§ TESTO FORNITO
Si e’ svolto a Pisa il 21 e 22 maggio il convegno “Esodi dalle passioni tristi” organizzato e promosso dall’Associazione casa della donna. L’iniziativa si inseriva nel più ampio percorso “Archivi dei sentimenti e culture pubbliche,” un progetto che riprende la storia del laboratorio “raccontarsi” organizzato negli scorsi anni a villa Fiorelli da Liana Borghi e Clotilde Barbarulli e che, procedendo in maniera itinerante (il primo incontro, Incontro sull’intercultura di genere si è svolto a Firenze agli inizi di marzo) culminerà nella Scuola e laboratorio di Cultura delle donne che si terrà a Trieste dal 25 giugno al 1 luglio. Si tratta di un percorso che interroga il tema dell’archeologia e della performatività degli affetti, cercando, sulla scia del pensiero femminista e della cultura queer, nuovi nessi fra le trasformazioni delle esperienze private e il configurarsi del discorso pubblico.

§ INFORMAZIONI ESTRATTE
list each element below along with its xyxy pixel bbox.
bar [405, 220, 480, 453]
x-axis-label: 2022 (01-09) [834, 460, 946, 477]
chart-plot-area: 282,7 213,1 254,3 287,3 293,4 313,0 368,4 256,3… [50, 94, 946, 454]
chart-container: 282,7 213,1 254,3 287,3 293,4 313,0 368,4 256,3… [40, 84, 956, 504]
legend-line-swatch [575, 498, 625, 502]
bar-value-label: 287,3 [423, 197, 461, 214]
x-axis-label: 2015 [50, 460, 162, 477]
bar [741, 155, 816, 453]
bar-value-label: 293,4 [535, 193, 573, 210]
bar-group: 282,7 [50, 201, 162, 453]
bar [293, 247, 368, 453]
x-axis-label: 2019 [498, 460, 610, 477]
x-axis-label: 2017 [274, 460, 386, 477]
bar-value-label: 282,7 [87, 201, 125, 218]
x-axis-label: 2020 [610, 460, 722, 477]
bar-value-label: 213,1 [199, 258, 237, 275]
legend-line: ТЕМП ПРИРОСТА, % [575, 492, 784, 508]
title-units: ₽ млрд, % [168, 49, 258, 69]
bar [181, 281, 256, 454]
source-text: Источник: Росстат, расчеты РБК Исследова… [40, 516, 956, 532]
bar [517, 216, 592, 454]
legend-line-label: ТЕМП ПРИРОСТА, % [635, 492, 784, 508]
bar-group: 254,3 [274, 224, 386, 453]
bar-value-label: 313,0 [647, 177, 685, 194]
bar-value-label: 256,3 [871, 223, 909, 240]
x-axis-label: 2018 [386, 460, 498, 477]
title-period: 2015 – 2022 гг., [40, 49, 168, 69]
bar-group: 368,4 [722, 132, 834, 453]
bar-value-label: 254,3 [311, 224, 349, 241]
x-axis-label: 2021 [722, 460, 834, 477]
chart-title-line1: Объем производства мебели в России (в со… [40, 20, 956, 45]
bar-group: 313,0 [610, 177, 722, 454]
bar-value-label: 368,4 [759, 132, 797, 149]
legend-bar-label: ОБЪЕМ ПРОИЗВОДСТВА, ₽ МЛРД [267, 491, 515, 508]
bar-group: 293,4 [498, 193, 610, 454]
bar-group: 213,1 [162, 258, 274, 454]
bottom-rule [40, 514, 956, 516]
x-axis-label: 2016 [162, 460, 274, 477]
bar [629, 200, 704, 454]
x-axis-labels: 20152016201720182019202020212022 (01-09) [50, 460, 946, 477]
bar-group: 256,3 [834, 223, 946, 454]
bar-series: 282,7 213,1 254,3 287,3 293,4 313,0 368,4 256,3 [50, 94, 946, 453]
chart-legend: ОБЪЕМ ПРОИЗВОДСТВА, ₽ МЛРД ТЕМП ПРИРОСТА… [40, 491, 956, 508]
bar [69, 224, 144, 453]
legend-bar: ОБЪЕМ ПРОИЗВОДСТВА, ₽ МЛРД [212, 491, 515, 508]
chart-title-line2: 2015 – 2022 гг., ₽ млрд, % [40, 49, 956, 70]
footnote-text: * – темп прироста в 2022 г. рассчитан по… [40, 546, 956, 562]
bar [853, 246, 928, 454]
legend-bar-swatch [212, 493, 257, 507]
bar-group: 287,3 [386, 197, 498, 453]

§ LE CONSEGNE
1. In quale città e in quali date si terrà la Scuola e laboratorio di Cultura delle donne, secondo il testo sul convegno di Pisa?
2. Scrivi il seguito del testo sul convegno di Pisa, riprendendo subito dopo l'ultima frase.

§ RISPOSTE PER CONSEGNA
1. A Trieste, dal 25 giugno al 1 luglio.

2.
A Pisa ci si e’ fermati sul tema delle “passioni tristi”, metafora con cui da più parti si è rappresentato il nostro tempo e l’umore delle nostre società. Intitolando le giornate Esodi dalle passioni tristi si è voluto avvalorare la percezione di un passaggio d’epoca, un momento come quello attuale nel quale è possibile cogliere nuove forme di vitalità, sentimenti di condivisione, memorie vivide di esperienze costitutive della vita collettiva, un dinamismo diffuso delle soggettività. Ma ancora di più accostando due termini tanto carichi di significato nella nostra tradizione politica, come esodi e passioni tristi, ci si è chiesti quali soggettività, quali pensieri, quali pratiche politiche si muovono oggi lungo le linee di fuga dello scoraggiamento e del sentimento di immobilità. Si è voluto cioè creare uno spazio di pensiero e di confronto intorno a quelle esperienze non rinunciatarie, che hanno la forza di aprire alla possibilità di una nuova mappa delle passioni.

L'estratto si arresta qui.